**Task to complete**. Locate the string "海外移住者数推移" in the listing below. Copy every line where it is found.

Structured figure records
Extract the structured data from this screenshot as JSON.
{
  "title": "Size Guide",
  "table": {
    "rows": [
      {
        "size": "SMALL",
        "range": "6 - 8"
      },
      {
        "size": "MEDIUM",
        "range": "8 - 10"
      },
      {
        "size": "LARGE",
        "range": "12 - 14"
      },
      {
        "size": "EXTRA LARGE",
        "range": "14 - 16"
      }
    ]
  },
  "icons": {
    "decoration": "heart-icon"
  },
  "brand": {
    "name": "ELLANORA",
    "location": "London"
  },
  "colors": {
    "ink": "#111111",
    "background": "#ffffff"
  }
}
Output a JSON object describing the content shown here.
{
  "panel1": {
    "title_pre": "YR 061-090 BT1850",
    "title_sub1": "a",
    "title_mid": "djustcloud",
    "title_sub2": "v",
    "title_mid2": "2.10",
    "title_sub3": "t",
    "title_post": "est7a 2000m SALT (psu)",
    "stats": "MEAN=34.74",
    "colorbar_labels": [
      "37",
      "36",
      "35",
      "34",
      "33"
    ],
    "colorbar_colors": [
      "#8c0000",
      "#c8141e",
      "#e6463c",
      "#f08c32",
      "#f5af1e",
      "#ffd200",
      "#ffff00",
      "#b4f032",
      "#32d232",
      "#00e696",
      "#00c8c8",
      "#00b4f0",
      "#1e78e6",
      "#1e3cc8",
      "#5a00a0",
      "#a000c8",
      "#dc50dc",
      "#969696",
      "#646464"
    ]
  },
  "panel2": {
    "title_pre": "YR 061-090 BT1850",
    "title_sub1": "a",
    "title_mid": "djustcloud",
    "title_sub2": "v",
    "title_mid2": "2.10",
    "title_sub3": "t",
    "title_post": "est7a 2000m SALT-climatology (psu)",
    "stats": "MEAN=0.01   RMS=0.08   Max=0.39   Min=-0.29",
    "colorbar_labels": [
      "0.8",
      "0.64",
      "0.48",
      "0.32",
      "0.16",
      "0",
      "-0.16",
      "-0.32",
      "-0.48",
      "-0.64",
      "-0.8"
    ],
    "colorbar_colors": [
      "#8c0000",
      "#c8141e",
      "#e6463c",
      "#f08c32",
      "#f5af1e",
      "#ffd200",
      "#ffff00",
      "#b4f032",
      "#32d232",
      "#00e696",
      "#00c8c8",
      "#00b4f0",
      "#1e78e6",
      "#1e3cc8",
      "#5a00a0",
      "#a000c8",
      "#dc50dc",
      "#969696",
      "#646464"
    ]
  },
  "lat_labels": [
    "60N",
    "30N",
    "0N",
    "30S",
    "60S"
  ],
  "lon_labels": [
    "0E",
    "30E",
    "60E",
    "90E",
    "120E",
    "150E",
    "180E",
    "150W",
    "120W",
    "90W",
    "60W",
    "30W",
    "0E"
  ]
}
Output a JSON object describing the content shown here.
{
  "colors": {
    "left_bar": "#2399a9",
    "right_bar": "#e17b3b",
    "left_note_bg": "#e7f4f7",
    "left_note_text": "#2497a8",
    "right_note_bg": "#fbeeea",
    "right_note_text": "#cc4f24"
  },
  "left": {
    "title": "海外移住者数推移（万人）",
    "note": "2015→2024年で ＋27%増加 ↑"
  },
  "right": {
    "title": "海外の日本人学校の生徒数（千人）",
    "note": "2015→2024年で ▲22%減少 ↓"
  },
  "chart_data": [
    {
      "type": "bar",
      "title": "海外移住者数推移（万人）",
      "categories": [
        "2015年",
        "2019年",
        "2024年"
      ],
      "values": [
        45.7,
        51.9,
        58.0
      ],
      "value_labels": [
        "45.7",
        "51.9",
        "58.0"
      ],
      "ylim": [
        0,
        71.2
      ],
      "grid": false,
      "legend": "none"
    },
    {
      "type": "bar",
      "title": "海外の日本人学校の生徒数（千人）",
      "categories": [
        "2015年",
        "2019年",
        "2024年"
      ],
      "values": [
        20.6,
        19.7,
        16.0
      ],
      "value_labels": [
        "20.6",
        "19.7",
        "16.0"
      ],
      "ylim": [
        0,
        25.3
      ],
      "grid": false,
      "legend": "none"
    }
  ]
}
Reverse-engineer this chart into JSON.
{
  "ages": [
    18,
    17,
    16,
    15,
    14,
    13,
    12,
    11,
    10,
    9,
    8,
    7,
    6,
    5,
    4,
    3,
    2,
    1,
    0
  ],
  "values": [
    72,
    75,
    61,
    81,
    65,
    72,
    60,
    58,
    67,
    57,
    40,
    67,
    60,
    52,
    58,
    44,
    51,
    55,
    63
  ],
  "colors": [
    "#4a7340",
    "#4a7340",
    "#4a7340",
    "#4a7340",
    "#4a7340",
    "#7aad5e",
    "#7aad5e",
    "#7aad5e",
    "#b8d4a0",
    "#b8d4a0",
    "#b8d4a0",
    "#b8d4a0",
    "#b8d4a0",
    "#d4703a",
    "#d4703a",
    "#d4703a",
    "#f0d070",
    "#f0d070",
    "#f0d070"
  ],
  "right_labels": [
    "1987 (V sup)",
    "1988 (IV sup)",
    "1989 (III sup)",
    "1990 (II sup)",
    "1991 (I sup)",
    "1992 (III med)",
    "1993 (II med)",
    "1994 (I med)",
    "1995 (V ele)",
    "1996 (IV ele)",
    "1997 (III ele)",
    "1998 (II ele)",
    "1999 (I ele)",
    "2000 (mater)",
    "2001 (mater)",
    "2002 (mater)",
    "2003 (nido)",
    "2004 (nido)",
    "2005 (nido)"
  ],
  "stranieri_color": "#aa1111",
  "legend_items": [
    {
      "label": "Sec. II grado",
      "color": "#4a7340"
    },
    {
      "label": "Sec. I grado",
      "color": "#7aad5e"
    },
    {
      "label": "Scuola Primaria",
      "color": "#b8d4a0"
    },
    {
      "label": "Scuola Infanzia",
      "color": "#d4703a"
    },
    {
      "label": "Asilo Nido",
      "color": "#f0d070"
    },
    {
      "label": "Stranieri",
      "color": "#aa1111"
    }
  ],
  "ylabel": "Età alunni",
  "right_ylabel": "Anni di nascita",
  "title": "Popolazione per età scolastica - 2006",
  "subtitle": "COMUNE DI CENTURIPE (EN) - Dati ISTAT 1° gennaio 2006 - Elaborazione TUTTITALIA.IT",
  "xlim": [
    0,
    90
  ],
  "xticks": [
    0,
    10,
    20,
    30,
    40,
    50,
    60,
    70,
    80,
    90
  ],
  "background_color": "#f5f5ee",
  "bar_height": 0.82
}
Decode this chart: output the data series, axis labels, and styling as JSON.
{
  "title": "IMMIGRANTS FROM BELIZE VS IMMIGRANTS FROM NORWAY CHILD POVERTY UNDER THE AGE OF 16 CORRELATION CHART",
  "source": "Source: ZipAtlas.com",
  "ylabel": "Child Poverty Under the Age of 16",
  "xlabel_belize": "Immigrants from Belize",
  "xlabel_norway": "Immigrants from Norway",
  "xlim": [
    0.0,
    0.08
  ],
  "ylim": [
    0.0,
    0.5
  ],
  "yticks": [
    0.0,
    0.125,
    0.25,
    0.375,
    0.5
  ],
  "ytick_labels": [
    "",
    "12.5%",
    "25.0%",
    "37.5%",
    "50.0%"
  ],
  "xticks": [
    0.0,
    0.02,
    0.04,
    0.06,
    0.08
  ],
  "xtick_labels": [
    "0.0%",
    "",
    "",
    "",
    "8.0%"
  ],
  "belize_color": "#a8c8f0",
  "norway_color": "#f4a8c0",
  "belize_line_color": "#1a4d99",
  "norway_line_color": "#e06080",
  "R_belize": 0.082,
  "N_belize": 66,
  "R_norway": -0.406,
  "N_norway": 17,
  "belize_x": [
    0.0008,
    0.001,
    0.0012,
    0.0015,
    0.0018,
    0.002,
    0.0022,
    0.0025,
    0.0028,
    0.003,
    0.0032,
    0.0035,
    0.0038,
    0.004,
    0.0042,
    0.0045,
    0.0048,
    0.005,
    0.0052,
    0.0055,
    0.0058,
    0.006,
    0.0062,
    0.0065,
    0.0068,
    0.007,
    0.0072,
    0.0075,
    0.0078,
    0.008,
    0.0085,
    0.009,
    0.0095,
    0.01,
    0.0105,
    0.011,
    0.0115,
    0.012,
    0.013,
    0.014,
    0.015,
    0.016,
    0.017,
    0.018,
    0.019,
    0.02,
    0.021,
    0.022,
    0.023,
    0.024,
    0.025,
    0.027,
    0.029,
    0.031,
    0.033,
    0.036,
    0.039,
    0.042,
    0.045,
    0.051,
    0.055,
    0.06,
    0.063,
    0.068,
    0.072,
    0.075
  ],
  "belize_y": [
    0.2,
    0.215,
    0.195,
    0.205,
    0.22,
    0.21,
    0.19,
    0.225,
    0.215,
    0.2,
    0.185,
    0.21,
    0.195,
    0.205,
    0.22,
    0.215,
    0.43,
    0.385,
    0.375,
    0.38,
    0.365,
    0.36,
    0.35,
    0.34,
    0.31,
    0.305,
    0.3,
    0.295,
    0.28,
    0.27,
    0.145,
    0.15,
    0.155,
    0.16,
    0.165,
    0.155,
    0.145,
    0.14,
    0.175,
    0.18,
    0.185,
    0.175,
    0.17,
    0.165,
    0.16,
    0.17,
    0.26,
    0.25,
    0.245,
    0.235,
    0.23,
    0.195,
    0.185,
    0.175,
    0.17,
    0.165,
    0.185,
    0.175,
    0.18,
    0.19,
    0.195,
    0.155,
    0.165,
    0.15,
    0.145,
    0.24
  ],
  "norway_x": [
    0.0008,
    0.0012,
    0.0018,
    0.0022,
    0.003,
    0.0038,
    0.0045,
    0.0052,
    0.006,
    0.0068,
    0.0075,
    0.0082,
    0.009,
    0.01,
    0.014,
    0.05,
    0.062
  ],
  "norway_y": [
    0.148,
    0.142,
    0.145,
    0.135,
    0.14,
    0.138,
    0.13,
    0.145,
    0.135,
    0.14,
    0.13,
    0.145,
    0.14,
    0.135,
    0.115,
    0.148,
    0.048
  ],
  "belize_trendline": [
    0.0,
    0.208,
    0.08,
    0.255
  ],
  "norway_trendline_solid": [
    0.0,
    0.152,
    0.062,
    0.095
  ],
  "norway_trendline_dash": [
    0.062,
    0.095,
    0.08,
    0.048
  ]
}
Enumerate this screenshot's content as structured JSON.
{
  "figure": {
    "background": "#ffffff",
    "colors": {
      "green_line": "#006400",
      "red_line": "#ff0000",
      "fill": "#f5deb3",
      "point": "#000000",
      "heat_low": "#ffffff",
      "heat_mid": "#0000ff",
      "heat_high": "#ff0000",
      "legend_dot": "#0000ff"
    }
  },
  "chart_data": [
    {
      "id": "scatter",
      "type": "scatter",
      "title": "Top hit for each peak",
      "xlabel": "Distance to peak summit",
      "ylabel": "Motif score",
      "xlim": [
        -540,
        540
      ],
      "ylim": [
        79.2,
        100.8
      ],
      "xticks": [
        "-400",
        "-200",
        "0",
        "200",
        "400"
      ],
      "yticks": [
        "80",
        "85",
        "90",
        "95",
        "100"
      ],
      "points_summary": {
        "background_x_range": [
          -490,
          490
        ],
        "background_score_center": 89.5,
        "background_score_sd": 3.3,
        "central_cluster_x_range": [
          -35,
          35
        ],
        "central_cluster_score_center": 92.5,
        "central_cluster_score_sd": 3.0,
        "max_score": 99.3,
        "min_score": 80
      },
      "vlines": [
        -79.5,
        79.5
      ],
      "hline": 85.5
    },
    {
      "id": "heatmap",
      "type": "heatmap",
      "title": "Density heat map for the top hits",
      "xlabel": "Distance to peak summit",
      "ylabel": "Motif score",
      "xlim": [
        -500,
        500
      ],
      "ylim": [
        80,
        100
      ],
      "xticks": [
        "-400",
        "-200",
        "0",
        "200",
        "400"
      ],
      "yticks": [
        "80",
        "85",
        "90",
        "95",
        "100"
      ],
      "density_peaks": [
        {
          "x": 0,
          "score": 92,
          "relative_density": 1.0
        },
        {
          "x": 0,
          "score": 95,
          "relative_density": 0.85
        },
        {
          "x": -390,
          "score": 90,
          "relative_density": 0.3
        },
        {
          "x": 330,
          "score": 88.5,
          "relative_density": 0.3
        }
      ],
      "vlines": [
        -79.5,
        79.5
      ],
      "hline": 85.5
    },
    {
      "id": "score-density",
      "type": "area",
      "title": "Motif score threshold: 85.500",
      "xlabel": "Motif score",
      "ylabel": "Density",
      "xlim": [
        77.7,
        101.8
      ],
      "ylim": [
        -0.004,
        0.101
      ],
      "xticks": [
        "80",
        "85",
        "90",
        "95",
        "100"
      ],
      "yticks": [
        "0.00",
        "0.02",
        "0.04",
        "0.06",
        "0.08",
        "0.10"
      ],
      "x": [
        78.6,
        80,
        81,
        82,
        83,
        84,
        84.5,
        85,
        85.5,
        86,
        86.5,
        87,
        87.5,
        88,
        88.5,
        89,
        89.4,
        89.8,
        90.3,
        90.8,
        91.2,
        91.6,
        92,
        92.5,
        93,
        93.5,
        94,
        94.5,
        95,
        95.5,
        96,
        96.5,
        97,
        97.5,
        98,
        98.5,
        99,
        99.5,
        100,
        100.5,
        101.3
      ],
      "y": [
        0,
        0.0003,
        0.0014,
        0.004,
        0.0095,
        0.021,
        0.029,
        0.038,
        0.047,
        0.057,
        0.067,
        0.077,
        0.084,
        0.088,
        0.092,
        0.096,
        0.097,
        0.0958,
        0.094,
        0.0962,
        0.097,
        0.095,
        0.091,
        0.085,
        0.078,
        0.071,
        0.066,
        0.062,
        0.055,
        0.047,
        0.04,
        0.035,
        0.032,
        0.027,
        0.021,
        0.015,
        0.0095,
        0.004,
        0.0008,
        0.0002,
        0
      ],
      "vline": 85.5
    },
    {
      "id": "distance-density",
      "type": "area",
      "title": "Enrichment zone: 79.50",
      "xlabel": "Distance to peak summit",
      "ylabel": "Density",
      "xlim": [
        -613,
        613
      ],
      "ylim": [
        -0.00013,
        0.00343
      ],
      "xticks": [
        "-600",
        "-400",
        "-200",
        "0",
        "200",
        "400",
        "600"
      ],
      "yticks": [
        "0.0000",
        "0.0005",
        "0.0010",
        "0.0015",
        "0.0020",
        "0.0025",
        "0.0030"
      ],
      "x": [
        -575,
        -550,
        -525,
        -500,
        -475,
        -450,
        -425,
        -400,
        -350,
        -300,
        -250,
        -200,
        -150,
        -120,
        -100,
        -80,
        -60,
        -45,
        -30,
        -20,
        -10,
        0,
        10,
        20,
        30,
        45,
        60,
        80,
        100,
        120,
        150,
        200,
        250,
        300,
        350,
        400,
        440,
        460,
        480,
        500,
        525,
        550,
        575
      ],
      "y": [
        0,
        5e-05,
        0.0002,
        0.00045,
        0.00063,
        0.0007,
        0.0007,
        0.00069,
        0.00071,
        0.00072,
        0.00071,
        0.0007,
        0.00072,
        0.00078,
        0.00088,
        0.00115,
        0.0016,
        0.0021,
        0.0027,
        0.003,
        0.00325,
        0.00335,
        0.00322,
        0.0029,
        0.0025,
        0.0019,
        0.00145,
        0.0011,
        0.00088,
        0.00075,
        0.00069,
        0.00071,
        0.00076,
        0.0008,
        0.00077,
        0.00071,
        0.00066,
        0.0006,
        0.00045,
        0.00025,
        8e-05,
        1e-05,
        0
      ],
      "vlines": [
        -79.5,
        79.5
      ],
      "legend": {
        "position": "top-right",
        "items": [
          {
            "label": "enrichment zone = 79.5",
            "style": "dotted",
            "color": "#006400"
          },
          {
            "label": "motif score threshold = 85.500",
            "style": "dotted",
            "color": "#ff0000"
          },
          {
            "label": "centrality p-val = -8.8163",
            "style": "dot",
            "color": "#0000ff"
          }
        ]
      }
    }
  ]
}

**The output**.
    "title": "海外移住者数推移（万人）",
      "title": "海外移住者数推移（万人）",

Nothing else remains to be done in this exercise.